> _Task objective_
Output all the data exactly. Pictures do not belong in the copy.
— Start Task inputs —
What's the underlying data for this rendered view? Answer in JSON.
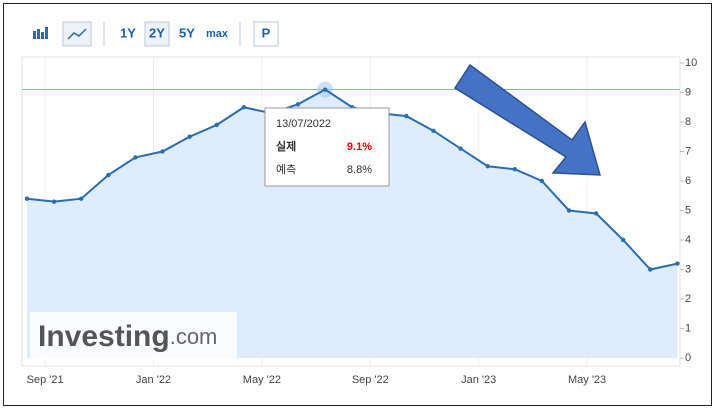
{
  "toolbar": {
    "buttons": [
      "1Y",
      "2Y",
      "5Y",
      "max",
      "P"
    ]
  },
  "logo": {
    "name": "Investing",
    "suffix": ".com"
  },
  "tooltip": {
    "date": "13/07/2022",
    "actual_label": "실제",
    "actual_value": "9.1%",
    "forecast_label": "예측",
    "forecast_value": "8.8%"
  },
  "chart_data": {
    "type": "area",
    "categories": [
      null,
      "Sep '21",
      null,
      null,
      null,
      "Jan '22",
      null,
      null,
      null,
      "May '22",
      null,
      null,
      null,
      "Sep '22",
      null,
      null,
      null,
      "Jan '23",
      null,
      null,
      null,
      "May '23",
      null,
      null,
      null
    ],
    "values": [
      5.4,
      5.3,
      5.4,
      6.2,
      6.8,
      7.0,
      7.5,
      7.9,
      8.5,
      8.3,
      8.6,
      9.1,
      8.5,
      8.3,
      8.2,
      7.7,
      7.1,
      6.5,
      6.4,
      6.0,
      5.0,
      4.9,
      4.0,
      3.0,
      3.2
    ],
    "color": "#2a6db0",
    "ylim": [
      0,
      10
    ],
    "yticks": [
      0,
      1,
      2,
      3,
      4,
      5,
      6,
      7,
      8,
      9,
      10
    ]
  }
}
— End Task inputs —
> _Exercise answer_
What's the underlying data for this rendered view? Answer in JSON.
{
  "toolbar": {
    "buttons": [
      "1Y",
      "2Y",
      "5Y",
      "max",
      "P"
    ]
  },
  "logo": {
    "name": "Investing",
    "suffix": ".com"
  },
  "tooltip": {
    "date": "13/07/2022",
    "actual_label": "실제",
    "actual_value": "9.1%",
    "forecast_label": "예측",
    "forecast_value": "8.8%"
  },
  "chart_data": {
    "type": "area",
    "categories": [
      null,
      "Sep '21",
      null,
      null,
      null,
      "Jan '22",
      null,
      null,
      null,
      "May '22",
      null,
      null,
      null,
      "Sep '22",
      null,
      null,
      null,
      "Jan '23",
      null,
      null,
      null,
      "May '23",
      null,
      null,
      null
    ],
    "values": [
      5.4,
      5.3,
      5.4,
      6.2,
      6.8,
      7.0,
      7.5,
      7.9,
      8.5,
      8.3,
      8.6,
      9.1,
      8.5,
      8.3,
      8.2,
      7.7,
      7.1,
      6.5,
      6.4,
      6.0,
      5.0,
      4.9,
      4.0,
      3.0,
      3.2
    ],
    "color": "#2a6db0",
    "ylim": [
      0,
      10
    ],
    "yticks": [
      0,
      1,
      2,
      3,
      4,
      5,
      6,
      7,
      8,
      9,
      10
    ]
  }
}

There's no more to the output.